● **TASK DETAILS**: Could you copy out, character for character, the stretch of lines from the very first one through the line containing "cancel-button[interactable]: ANNULLA <box>879", both included, and nothing beyond it?

● **SUPPLIED INFORMATION**:
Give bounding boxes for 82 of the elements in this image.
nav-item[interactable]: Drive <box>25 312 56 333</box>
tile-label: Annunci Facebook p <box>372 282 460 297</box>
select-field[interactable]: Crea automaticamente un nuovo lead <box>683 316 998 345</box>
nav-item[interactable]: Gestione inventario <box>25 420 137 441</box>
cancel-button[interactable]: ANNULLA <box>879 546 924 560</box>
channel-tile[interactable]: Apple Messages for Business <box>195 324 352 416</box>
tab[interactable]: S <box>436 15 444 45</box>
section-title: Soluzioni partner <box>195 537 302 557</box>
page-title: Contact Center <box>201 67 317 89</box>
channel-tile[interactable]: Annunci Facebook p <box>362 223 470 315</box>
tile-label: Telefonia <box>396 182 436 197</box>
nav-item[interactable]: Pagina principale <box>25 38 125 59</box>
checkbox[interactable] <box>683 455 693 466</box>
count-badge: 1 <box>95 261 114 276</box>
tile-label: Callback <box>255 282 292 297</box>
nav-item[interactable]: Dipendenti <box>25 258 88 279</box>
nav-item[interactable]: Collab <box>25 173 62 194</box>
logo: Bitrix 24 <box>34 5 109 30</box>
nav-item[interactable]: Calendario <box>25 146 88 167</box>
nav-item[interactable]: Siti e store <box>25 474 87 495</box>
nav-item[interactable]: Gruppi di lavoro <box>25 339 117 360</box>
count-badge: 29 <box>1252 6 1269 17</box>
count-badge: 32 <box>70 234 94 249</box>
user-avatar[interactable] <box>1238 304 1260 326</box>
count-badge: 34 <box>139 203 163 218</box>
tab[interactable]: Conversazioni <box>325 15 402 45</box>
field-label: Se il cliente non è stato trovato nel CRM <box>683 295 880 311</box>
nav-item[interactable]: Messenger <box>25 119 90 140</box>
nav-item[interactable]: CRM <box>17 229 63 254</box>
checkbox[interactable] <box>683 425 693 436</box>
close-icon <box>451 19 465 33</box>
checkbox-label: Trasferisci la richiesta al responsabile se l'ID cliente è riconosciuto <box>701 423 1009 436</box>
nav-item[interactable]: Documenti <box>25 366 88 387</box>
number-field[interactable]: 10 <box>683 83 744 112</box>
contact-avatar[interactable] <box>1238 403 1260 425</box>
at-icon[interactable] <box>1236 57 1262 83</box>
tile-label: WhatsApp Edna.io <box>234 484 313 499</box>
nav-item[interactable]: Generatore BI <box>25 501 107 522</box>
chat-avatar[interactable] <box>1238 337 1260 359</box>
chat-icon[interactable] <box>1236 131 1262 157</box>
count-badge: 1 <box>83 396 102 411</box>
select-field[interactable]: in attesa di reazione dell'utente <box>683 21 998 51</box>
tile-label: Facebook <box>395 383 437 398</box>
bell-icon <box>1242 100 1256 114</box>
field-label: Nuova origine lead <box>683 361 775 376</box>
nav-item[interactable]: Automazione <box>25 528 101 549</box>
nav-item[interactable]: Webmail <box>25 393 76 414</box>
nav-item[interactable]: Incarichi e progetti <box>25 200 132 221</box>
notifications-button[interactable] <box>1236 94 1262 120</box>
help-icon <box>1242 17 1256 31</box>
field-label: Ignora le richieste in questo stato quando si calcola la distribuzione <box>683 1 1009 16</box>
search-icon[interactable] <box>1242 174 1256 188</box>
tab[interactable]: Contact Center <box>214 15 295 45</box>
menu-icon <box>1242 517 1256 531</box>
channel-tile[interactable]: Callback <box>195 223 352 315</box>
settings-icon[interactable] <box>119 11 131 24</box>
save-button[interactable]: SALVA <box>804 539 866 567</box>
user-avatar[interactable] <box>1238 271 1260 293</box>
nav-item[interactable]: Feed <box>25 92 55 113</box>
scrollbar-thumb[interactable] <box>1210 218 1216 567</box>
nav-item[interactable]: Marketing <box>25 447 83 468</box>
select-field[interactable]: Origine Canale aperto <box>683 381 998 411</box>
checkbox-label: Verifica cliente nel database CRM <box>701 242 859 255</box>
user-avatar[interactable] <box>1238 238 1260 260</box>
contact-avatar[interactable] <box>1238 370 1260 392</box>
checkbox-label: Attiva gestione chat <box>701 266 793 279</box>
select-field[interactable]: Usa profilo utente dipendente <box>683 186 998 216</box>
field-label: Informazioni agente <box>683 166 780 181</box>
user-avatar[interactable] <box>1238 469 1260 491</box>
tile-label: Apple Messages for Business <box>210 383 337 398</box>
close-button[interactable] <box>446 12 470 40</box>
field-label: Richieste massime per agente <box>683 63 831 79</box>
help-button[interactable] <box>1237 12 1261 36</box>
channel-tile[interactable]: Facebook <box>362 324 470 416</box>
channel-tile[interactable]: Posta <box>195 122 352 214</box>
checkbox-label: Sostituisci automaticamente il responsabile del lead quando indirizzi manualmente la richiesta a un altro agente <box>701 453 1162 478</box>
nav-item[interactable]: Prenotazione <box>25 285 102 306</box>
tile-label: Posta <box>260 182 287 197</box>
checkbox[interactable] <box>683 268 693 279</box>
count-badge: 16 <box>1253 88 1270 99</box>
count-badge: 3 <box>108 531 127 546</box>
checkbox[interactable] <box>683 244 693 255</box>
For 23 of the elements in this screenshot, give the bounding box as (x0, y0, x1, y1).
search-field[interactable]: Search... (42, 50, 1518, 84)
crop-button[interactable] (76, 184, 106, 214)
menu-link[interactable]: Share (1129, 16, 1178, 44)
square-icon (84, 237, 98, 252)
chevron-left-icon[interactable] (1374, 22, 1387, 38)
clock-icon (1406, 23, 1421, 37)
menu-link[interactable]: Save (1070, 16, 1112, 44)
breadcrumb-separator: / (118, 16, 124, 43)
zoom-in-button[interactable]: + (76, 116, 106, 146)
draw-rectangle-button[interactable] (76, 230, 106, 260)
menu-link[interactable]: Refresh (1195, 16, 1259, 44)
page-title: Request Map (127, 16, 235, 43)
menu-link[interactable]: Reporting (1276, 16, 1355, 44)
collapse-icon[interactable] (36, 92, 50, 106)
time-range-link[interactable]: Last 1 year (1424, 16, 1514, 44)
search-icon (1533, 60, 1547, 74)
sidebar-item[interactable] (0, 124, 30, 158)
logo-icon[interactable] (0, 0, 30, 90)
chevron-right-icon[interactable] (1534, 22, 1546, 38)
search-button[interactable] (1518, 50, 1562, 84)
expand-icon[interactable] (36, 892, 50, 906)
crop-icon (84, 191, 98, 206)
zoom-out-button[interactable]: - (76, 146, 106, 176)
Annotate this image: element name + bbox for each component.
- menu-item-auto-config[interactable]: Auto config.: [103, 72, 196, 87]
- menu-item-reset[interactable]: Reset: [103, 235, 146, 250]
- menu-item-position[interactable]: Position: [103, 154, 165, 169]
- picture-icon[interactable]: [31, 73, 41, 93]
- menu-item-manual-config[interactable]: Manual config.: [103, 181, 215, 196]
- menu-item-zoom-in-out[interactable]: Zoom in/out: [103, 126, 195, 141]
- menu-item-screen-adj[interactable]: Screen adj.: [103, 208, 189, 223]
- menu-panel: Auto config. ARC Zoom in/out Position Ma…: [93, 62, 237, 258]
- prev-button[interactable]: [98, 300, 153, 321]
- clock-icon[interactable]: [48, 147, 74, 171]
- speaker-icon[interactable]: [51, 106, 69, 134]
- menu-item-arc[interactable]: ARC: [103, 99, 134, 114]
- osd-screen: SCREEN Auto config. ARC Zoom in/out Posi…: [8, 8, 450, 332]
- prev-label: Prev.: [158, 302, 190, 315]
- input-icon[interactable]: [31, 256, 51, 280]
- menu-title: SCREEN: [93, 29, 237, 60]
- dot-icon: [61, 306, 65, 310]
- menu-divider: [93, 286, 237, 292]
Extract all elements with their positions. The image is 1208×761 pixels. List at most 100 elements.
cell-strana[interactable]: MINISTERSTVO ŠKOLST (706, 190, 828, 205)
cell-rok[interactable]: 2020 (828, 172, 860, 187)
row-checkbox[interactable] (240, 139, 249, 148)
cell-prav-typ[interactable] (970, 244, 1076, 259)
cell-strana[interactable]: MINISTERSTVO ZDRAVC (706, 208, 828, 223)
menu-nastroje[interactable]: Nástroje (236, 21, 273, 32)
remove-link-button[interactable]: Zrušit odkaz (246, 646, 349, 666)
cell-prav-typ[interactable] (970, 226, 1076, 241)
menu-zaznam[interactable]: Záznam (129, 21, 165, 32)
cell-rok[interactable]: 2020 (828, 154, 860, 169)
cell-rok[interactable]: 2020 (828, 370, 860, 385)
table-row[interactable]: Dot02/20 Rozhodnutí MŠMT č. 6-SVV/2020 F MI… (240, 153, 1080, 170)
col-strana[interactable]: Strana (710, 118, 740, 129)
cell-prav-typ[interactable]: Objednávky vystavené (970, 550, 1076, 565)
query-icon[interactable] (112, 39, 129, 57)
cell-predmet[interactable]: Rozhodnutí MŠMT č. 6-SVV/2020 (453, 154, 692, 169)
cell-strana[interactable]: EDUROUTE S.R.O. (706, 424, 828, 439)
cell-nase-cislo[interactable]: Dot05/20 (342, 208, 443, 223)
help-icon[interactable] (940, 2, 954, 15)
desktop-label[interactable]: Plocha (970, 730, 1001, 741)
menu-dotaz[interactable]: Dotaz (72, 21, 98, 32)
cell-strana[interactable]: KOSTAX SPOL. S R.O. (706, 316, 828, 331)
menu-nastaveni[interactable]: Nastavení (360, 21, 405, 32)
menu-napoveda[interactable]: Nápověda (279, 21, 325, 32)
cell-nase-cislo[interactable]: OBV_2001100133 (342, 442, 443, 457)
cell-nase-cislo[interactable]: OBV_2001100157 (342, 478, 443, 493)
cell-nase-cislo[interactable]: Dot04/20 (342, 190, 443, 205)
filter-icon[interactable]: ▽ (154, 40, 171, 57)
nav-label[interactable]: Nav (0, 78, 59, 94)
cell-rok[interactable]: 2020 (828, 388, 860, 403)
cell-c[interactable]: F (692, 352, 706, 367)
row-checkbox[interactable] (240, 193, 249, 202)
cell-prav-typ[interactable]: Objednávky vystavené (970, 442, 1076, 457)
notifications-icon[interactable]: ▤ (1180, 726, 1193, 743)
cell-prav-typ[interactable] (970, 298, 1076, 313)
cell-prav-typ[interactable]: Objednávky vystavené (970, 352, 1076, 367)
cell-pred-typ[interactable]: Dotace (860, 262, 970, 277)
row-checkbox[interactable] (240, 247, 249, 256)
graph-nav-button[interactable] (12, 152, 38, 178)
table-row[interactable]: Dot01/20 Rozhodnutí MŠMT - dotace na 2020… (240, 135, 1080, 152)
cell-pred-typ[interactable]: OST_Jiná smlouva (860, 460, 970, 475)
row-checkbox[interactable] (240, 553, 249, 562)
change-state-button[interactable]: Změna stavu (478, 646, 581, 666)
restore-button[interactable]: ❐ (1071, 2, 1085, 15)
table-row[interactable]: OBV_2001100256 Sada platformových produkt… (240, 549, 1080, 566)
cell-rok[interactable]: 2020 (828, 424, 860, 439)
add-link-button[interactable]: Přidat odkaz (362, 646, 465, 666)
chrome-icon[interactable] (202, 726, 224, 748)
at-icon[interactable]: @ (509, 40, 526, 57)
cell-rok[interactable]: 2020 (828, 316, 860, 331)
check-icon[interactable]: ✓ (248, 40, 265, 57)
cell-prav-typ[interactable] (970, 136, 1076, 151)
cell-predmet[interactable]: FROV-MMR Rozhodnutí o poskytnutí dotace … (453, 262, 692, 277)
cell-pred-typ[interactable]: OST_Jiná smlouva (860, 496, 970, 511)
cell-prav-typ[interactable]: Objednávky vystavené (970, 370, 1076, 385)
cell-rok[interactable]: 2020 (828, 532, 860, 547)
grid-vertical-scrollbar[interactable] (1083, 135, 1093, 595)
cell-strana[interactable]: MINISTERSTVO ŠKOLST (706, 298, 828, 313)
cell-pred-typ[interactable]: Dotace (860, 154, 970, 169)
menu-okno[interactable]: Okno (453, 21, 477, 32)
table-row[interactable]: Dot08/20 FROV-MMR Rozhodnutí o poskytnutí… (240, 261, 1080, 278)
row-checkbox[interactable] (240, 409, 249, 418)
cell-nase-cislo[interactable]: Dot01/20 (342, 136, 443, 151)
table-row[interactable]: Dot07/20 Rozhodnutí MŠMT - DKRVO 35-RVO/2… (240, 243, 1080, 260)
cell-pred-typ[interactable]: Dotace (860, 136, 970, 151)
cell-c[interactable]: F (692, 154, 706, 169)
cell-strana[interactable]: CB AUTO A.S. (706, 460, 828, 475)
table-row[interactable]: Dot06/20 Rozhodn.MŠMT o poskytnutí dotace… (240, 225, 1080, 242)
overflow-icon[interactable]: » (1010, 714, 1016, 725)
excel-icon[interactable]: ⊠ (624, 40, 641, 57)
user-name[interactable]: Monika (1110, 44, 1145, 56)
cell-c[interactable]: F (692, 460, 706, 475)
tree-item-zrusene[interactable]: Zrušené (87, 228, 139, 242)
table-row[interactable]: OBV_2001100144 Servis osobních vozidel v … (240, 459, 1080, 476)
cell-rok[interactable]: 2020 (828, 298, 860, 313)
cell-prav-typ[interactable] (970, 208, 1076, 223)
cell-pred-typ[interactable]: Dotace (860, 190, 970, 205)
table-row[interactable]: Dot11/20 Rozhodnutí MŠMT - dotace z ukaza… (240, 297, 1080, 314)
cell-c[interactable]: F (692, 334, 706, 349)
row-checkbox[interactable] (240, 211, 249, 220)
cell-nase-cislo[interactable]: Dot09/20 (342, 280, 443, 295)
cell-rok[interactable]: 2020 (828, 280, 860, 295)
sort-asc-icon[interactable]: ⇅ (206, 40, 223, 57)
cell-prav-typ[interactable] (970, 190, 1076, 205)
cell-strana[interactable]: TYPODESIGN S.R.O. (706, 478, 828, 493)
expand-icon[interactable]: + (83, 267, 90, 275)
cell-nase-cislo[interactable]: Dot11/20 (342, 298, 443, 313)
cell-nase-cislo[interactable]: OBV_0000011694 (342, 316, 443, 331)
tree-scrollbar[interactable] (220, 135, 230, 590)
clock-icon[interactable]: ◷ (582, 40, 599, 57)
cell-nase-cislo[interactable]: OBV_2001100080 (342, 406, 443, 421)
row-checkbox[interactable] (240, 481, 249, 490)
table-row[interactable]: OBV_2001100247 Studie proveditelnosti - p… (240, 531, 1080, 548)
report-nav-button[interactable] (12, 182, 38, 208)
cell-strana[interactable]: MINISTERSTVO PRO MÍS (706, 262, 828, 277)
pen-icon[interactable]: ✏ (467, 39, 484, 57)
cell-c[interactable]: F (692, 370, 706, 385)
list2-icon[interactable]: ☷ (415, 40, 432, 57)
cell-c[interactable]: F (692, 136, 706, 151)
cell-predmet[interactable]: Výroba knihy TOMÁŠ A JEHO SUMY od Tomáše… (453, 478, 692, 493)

● **EXERCISE RESULT**:
Give bounding boxes for 82 of the elements in this image.
nav-item[interactable]: Drive <box>25 312 56 333</box>
tile-label: Annunci Facebook p <box>372 282 460 297</box>
select-field[interactable]: Crea automaticamente un nuovo lead <box>683 316 998 345</box>
nav-item[interactable]: Gestione inventario <box>25 420 137 441</box>
cancel-button[interactable]: ANNULLA <box>879 546 924 560</box>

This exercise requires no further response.